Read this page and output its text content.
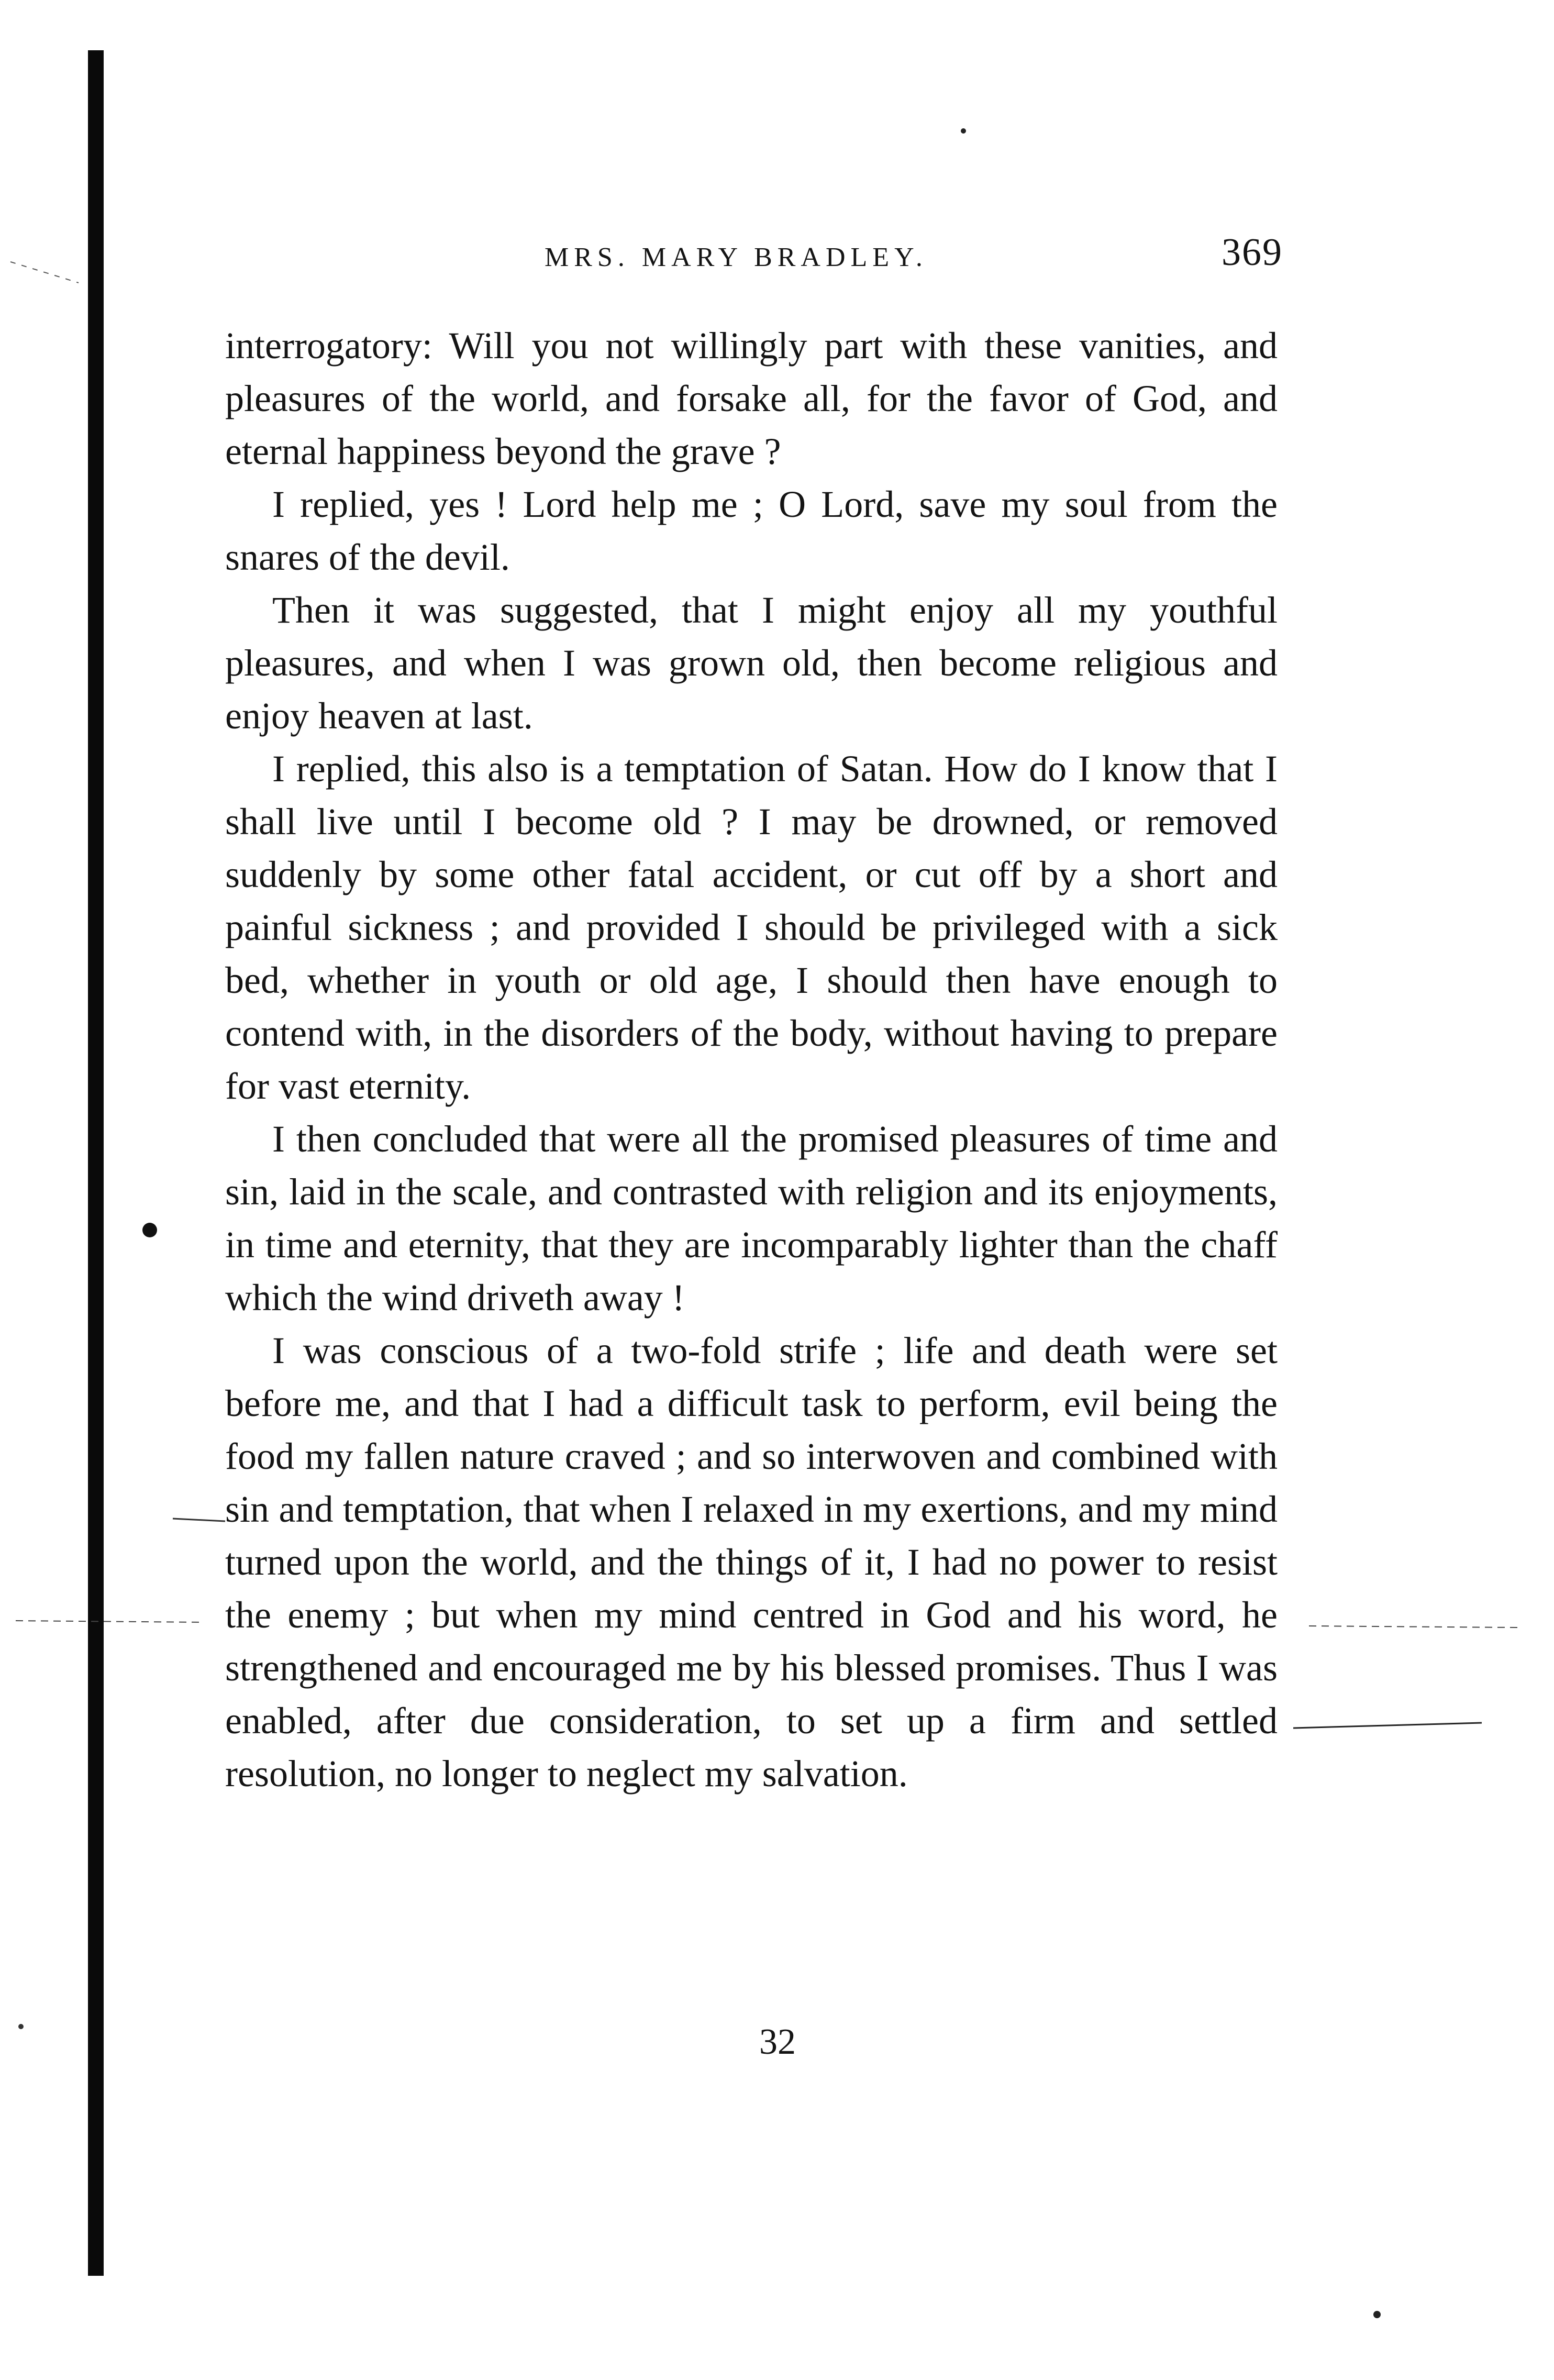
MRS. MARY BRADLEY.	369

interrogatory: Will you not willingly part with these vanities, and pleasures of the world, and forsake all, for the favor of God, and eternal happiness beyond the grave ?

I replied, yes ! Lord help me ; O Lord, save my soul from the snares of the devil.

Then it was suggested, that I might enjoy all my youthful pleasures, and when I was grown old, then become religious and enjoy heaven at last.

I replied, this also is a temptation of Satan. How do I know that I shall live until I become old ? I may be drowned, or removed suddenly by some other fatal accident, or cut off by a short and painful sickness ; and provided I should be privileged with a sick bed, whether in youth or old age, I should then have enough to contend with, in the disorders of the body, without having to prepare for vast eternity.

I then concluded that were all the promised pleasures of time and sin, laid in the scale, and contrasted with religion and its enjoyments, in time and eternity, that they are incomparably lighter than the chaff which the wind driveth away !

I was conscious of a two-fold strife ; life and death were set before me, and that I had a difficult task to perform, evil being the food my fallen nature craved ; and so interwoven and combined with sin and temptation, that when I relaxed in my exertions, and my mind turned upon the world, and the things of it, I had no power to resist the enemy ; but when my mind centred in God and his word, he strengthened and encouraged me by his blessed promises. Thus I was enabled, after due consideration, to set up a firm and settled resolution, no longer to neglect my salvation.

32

-*-*-

* **Stated goal**
Each entry gets copied exactly; the pictures stay out.

* **Full answer**
Read this page and output its text content.
MRS. MARY BRADLEY.	369

interrogatory: Will you not willingly part with these vanities, and pleasures of the world, and forsake all, for the favor of God, and eternal happiness beyond the grave ?

I replied, yes ! Lord help me ; O Lord, save my soul from the snares of the devil.

Then it was suggested, that I might enjoy all my youthful pleasures, and when I was grown old, then become religious and enjoy heaven at last.

I replied, this also is a temptation of Satan. How do I know that I shall live until I become old ? I may be drowned, or removed suddenly by some other fatal accident, or cut off by a short and painful sickness ; and provided I should be privileged with a sick bed, whether in youth or old age, I should then have enough to contend with, in the disorders of the body, without having to prepare for vast eternity.

I then concluded that were all the promised pleasures of time and sin, laid in the scale, and contrasted with religion and its enjoyments, in time and eternity, that they are incomparably lighter than the chaff which the wind driveth away !

I was conscious of a two-fold strife ; life and death were set before me, and that I had a difficult task to perform, evil being the food my fallen nature craved ; and so interwoven and combined with sin and temptation, that when I relaxed in my exertions, and my mind turned upon the world, and the things of it, I had no power to resist the enemy ; but when my mind centred in God and his word, he strengthened and encouraged me by his blessed promises. Thus I was enabled, after due consideration, to set up a firm and settled resolution, no longer to neglect my salvation.

32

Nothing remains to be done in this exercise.